Report every line in the listing that contains the string "JSON".
-- BEGIN Input rows --
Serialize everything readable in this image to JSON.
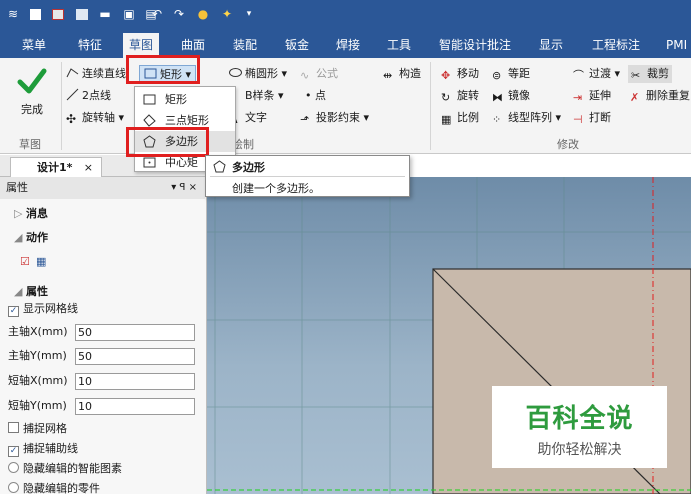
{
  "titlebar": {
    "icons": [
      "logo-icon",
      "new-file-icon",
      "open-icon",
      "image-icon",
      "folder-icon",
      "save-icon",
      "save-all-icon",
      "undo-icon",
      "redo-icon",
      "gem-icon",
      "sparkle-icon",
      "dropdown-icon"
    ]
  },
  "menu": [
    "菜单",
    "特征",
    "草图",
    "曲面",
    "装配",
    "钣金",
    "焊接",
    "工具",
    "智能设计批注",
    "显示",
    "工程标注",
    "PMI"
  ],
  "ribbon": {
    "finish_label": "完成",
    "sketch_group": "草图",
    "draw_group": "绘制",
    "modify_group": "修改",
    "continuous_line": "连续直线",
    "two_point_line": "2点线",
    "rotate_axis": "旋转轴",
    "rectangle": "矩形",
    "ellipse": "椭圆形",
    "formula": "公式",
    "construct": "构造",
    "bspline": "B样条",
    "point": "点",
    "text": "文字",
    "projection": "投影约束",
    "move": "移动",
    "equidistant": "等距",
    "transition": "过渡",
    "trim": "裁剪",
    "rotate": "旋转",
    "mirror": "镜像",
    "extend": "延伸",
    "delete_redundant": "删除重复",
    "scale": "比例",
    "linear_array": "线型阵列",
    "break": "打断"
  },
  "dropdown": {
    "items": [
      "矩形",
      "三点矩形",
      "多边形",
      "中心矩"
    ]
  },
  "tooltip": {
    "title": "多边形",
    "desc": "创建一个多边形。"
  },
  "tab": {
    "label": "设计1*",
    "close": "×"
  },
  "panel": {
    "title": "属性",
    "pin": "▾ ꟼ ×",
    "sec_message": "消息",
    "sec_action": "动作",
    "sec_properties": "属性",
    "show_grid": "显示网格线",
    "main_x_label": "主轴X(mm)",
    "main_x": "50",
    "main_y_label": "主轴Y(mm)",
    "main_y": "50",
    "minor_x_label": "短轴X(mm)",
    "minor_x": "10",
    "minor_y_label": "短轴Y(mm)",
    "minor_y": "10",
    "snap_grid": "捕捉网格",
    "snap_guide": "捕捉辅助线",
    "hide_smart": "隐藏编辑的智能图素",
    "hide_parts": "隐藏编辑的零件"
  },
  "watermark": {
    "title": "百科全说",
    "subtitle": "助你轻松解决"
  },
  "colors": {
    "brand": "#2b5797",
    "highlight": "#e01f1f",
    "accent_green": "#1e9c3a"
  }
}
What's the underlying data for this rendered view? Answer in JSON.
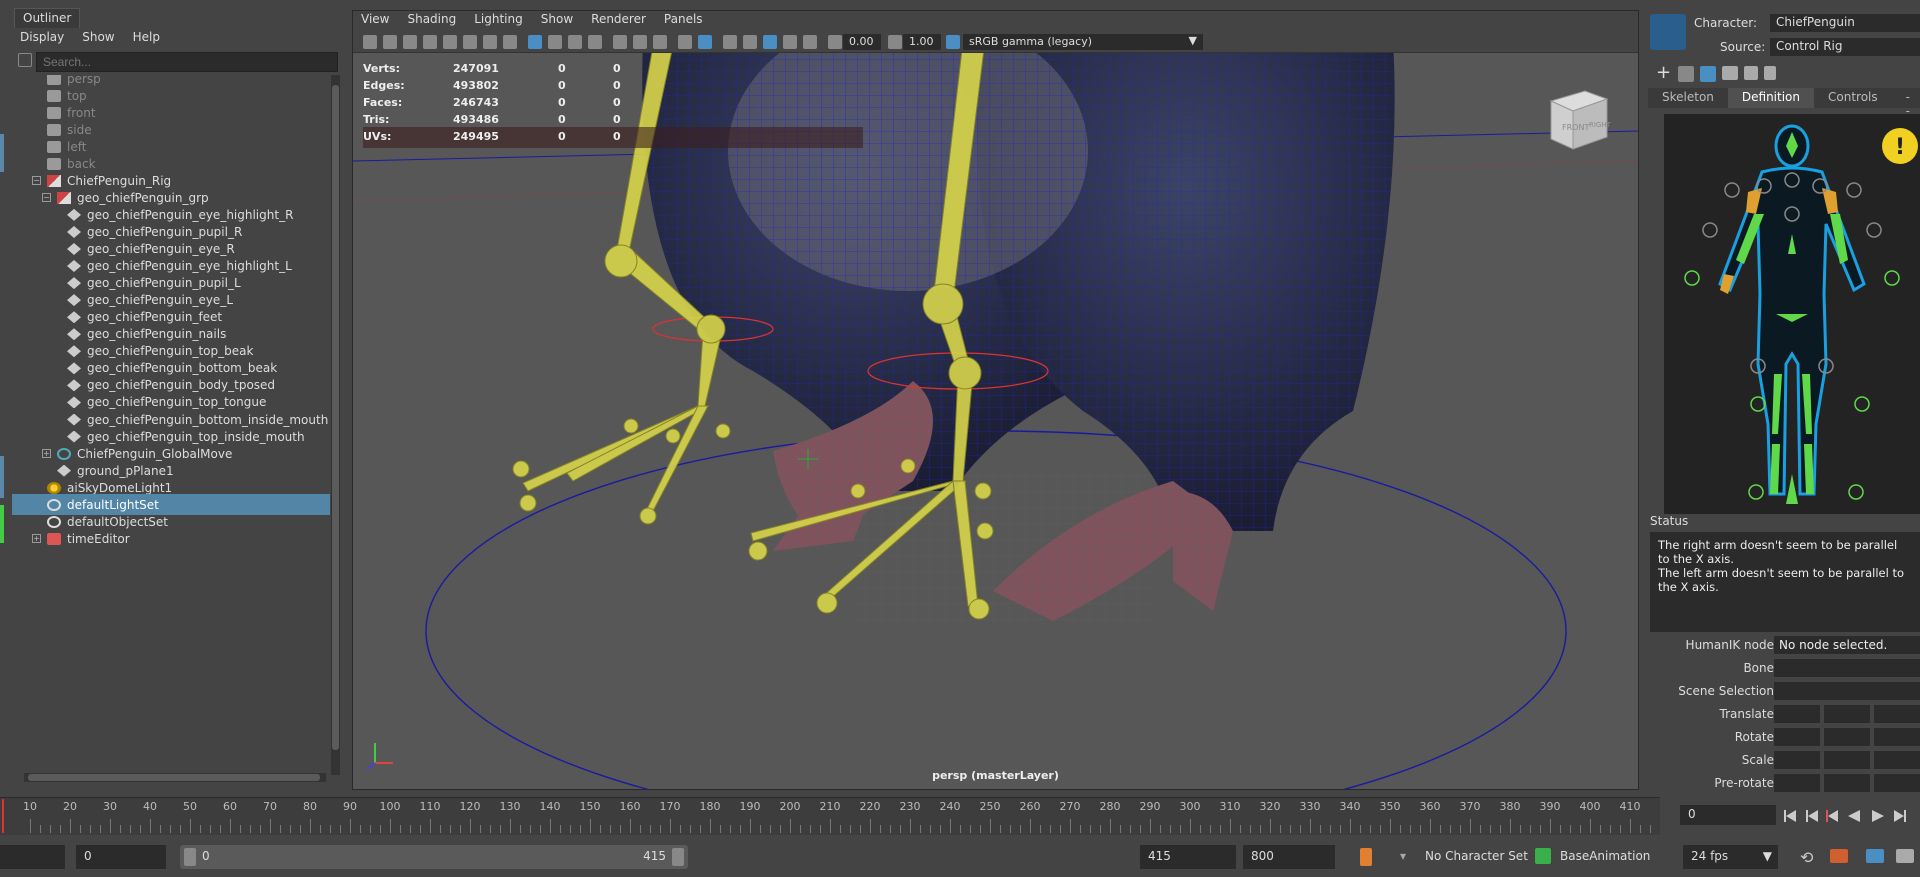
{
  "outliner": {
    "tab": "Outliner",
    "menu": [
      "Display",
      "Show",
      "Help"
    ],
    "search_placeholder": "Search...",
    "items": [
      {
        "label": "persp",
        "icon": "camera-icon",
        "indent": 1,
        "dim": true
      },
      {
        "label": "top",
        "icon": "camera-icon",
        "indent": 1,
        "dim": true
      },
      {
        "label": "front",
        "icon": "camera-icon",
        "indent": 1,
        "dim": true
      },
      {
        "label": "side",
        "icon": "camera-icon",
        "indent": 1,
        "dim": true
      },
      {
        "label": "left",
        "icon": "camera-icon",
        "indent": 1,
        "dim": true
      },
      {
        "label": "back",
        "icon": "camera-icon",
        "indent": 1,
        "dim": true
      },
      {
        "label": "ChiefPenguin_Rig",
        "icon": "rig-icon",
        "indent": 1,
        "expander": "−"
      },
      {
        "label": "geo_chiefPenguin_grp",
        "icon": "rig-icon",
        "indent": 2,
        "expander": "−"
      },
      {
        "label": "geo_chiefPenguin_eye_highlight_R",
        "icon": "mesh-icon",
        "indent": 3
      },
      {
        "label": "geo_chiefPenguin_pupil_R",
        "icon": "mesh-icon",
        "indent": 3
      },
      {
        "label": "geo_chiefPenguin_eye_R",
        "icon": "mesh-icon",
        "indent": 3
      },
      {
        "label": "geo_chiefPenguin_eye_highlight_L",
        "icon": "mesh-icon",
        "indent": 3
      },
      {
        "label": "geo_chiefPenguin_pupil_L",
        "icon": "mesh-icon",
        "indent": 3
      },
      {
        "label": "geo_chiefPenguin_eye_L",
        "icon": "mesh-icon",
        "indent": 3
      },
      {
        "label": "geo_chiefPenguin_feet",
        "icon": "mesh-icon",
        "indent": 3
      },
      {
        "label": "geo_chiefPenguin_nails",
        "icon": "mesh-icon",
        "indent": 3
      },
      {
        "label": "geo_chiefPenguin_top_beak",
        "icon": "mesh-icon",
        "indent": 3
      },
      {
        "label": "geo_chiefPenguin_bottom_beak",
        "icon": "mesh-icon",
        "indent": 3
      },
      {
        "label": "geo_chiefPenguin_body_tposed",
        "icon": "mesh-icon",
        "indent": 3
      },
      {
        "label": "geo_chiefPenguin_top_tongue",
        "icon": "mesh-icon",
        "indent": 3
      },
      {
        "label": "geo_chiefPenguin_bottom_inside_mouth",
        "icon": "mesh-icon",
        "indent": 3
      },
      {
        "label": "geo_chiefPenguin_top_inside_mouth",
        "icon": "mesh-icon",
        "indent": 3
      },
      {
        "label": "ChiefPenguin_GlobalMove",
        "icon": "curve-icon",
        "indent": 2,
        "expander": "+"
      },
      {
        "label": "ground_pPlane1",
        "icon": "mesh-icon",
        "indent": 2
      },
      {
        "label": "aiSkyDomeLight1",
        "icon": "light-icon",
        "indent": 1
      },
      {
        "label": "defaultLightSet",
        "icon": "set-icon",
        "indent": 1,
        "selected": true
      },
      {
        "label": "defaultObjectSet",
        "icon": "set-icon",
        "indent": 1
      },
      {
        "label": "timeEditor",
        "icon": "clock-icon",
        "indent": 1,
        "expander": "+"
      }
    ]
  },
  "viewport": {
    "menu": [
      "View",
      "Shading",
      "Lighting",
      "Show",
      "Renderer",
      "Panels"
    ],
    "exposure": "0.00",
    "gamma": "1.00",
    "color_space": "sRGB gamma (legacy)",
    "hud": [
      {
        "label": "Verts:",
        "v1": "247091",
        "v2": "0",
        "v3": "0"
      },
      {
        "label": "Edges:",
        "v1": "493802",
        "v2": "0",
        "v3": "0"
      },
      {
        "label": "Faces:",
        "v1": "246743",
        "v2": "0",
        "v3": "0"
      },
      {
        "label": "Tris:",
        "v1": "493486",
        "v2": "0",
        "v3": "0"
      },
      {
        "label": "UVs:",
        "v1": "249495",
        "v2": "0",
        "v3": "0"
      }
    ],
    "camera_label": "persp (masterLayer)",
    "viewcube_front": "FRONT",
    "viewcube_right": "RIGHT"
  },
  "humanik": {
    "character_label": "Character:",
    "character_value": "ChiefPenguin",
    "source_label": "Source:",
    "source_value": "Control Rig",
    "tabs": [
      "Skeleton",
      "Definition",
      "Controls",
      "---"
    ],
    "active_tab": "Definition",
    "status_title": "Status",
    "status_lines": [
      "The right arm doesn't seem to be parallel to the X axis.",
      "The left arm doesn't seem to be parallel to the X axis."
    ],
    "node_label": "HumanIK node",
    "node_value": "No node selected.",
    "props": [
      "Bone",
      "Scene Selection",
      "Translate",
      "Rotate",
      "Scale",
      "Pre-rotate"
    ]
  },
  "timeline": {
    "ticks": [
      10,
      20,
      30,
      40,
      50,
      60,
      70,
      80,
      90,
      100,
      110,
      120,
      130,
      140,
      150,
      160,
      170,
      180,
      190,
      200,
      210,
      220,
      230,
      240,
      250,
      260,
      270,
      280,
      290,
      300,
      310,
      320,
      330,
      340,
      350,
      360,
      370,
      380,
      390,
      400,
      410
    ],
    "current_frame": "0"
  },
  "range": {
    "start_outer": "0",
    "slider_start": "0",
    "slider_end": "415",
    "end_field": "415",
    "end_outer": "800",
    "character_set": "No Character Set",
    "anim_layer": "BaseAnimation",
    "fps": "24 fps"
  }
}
-- END Input rows --
**Solved exercise:**
Serialize everything readable in this image to JSON.
What's the underlying data for this rendered view? Answer in JSON.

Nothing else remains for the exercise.